# Goal of the exercise:
Your job is to restate each entry word for word.

Raw records
※ ※ ※

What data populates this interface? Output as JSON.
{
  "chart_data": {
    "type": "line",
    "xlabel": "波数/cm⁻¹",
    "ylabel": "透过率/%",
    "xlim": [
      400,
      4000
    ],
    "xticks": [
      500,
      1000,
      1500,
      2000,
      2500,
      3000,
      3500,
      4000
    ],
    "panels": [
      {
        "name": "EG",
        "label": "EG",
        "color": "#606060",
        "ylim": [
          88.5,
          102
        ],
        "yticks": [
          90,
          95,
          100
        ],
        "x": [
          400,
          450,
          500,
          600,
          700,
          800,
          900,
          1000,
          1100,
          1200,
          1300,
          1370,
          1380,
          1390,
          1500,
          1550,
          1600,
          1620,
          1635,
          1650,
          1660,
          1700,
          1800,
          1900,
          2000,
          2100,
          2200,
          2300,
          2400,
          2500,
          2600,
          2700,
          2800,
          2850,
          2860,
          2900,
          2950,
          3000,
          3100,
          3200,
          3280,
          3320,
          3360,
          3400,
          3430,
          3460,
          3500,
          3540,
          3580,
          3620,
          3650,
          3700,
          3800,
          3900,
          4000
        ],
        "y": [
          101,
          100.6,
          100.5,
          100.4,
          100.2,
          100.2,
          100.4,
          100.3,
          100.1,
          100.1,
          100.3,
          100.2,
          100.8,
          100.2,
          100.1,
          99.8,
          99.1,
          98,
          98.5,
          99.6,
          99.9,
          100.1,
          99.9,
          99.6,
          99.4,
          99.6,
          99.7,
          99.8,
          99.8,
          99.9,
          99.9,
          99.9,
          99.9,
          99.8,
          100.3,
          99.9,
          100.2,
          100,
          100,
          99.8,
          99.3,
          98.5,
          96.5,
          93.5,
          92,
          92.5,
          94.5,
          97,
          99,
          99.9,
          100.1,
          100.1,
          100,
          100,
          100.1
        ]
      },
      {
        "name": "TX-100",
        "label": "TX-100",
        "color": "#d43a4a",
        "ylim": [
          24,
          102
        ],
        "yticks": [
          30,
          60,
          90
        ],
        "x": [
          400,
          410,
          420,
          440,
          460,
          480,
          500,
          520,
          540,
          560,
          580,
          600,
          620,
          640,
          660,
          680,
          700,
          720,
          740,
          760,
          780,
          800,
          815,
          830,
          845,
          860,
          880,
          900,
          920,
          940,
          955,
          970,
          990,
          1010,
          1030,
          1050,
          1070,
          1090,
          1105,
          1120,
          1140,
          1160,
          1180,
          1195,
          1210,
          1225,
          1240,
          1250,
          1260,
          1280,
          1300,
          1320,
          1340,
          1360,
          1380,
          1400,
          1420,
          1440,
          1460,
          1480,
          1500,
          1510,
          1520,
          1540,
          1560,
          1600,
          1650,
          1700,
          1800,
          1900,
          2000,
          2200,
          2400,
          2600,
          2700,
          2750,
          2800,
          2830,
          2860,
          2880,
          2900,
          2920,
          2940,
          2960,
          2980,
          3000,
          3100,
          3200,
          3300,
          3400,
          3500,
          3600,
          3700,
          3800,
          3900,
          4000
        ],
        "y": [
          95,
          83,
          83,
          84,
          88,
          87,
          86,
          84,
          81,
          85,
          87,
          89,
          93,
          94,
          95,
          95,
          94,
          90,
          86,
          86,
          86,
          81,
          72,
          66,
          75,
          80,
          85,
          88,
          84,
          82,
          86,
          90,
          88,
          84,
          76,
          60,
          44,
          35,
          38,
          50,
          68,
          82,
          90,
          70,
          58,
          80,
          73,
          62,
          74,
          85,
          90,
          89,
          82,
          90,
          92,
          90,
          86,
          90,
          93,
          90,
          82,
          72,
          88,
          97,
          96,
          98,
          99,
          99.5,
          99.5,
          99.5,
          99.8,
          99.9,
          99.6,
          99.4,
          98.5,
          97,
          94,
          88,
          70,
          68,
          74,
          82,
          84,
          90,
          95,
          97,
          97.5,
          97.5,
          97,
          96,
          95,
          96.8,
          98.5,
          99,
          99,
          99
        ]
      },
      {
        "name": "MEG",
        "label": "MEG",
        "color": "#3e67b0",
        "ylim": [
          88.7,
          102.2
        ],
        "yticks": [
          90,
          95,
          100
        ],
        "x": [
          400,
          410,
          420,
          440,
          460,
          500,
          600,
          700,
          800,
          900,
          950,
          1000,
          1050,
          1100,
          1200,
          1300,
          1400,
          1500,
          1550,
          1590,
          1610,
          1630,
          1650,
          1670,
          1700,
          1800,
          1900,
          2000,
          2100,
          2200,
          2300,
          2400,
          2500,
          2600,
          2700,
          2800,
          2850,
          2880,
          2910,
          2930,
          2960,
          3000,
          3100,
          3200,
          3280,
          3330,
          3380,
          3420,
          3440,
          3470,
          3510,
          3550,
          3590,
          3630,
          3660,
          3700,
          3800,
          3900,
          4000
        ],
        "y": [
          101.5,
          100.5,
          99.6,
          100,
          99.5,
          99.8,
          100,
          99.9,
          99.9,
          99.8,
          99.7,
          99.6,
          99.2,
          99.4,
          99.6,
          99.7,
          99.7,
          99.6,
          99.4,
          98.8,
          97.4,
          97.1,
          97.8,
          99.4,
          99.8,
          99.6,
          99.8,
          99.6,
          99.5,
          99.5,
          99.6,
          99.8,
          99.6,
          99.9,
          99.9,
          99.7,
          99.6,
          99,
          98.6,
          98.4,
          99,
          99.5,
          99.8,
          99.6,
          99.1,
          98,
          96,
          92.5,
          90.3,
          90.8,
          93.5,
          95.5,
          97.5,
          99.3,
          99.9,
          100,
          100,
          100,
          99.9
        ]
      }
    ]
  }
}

※ ※ ※

# Exercise response:
What data populates this interface? Output as JSON.
{
  "chart_data": {
    "type": "line",
    "xlabel": "波数/cm⁻¹",
    "ylabel": "透过率/%",
    "xlim": [
      400,
      4000
    ],
    "xticks": [
      500,
      1000,
      1500,
      2000,
      2500,
      3000,
      3500,
      4000
    ],
    "panels": [
      {
        "name": "EG",
        "label": "EG",
        "color": "#606060",
        "ylim": [
          88.5,
          102
        ],
        "yticks": [
          90,
          95,
          100
        ],
        "x": [
          400,
          450,
          500,
          600,
          700,
          800,
          900,
          1000,
          1100,
          1200,
          1300,
          1370,
          1380,
          1390,
          1500,
          1550,
          1600,
          1620,
          1635,
          1650,
          1660,
          1700,
          1800,
          1900,
          2000,
          2100,
          2200,
          2300,
          2400,
          2500,
          2600,
          2700,
          2800,
          2850,
          2860,
          2900,
          2950,
          3000,
          3100,
          3200,
          3280,
          3320,
          3360,
          3400,
          3430,
          3460,
          3500,
          3540,
          3580,
          3620,
          3650,
          3700,
          3800,
          3900,
          4000
        ],
        "y": [
          101,
          100.6,
          100.5,
          100.4,
          100.2,
          100.2,
          100.4,
          100.3,
          100.1,
          100.1,
          100.3,
          100.2,
          100.8,
          100.2,
          100.1,
          99.8,
          99.1,
          98,
          98.5,
          99.6,
          99.9,
          100.1,
          99.9,
          99.6,
          99.4,
          99.6,
          99.7,
          99.8,
          99.8,
          99.9,
          99.9,
          99.9,
          99.9,
          99.8,
          100.3,
          99.9,
          100.2,
          100,
          100,
          99.8,
          99.3,
          98.5,
          96.5,
          93.5,
          92,
          92.5,
          94.5,
          97,
          99,
          99.9,
          100.1,
          100.1,
          100,
          100,
          100.1
        ]
      },
      {
        "name": "TX-100",
        "label": "TX-100",
        "color": "#d43a4a",
        "ylim": [
          24,
          102
        ],
        "yticks": [
          30,
          60,
          90
        ],
        "x": [
          400,
          410,
          420,
          440,
          460,
          480,
          500,
          520,
          540,
          560,
          580,
          600,
          620,
          640,
          660,
          680,
          700,
          720,
          740,
          760,
          780,
          800,
          815,
          830,
          845,
          860,
          880,
          900,
          920,
          940,
          955,
          970,
          990,
          1010,
          1030,
          1050,
          1070,
          1090,
          1105,
          1120,
          1140,
          1160,
          1180,
          1195,
          1210,
          1225,
          1240,
          1250,
          1260,
          1280,
          1300,
          1320,
          1340,
          1360,
          1380,
          1400,
          1420,
          1440,
          1460,
          1480,
          1500,
          1510,
          1520,
          1540,
          1560,
          1600,
          1650,
          1700,
          1800,
          1900,
          2000,
          2200,
          2400,
          2600,
          2700,
          2750,
          2800,
          2830,
          2860,
          2880,
          2900,
          2920,
          2940,
          2960,
          2980,
          3000,
          3100,
          3200,
          3300,
          3400,
          3500,
          3600,
          3700,
          3800,
          3900,
          4000
        ],
        "y": [
          95,
          83,
          83,
          84,
          88,
          87,
          86,
          84,
          81,
          85,
          87,
          89,
          93,
          94,
          95,
          95,
          94,
          90,
          86,
          86,
          86,
          81,
          72,
          66,
          75,
          80,
          85,
          88,
          84,
          82,
          86,
          90,
          88,
          84,
          76,
          60,
          44,
          35,
          38,
          50,
          68,
          82,
          90,
          70,
          58,
          80,
          73,
          62,
          74,
          85,
          90,
          89,
          82,
          90,
          92,
          90,
          86,
          90,
          93,
          90,
          82,
          72,
          88,
          97,
          96,
          98,
          99,
          99.5,
          99.5,
          99.5,
          99.8,
          99.9,
          99.6,
          99.4,
          98.5,
          97,
          94,
          88,
          70,
          68,
          74,
          82,
          84,
          90,
          95,
          97,
          97.5,
          97.5,
          97,
          96,
          95,
          96.8,
          98.5,
          99,
          99,
          99
        ]
      },
      {
        "name": "MEG",
        "label": "MEG",
        "color": "#3e67b0",
        "ylim": [
          88.7,
          102.2
        ],
        "yticks": [
          90,
          95,
          100
        ],
        "x": [
          400,
          410,
          420,
          440,
          460,
          500,
          600,
          700,
          800,
          900,
          950,
          1000,
          1050,
          1100,
          1200,
          1300,
          1400,
          1500,
          1550,
          1590,
          1610,
          1630,
          1650,
          1670,
          1700,
          1800,
          1900,
          2000,
          2100,
          2200,
          2300,
          2400,
          2500,
          2600,
          2700,
          2800,
          2850,
          2880,
          2910,
          2930,
          2960,
          3000,
          3100,
          3200,
          3280,
          3330,
          3380,
          3420,
          3440,
          3470,
          3510,
          3550,
          3590,
          3630,
          3660,
          3700,
          3800,
          3900,
          4000
        ],
        "y": [
          101.5,
          100.5,
          99.6,
          100,
          99.5,
          99.8,
          100,
          99.9,
          99.9,
          99.8,
          99.7,
          99.6,
          99.2,
          99.4,
          99.6,
          99.7,
          99.7,
          99.6,
          99.4,
          98.8,
          97.4,
          97.1,
          97.8,
          99.4,
          99.8,
          99.6,
          99.8,
          99.6,
          99.5,
          99.5,
          99.6,
          99.8,
          99.6,
          99.9,
          99.9,
          99.7,
          99.6,
          99,
          98.6,
          98.4,
          99,
          99.5,
          99.8,
          99.6,
          99.1,
          98,
          96,
          92.5,
          90.3,
          90.8,
          93.5,
          95.5,
          97.5,
          99.3,
          99.9,
          100,
          100,
          100,
          99.9
        ]
      }
    ]
  }
}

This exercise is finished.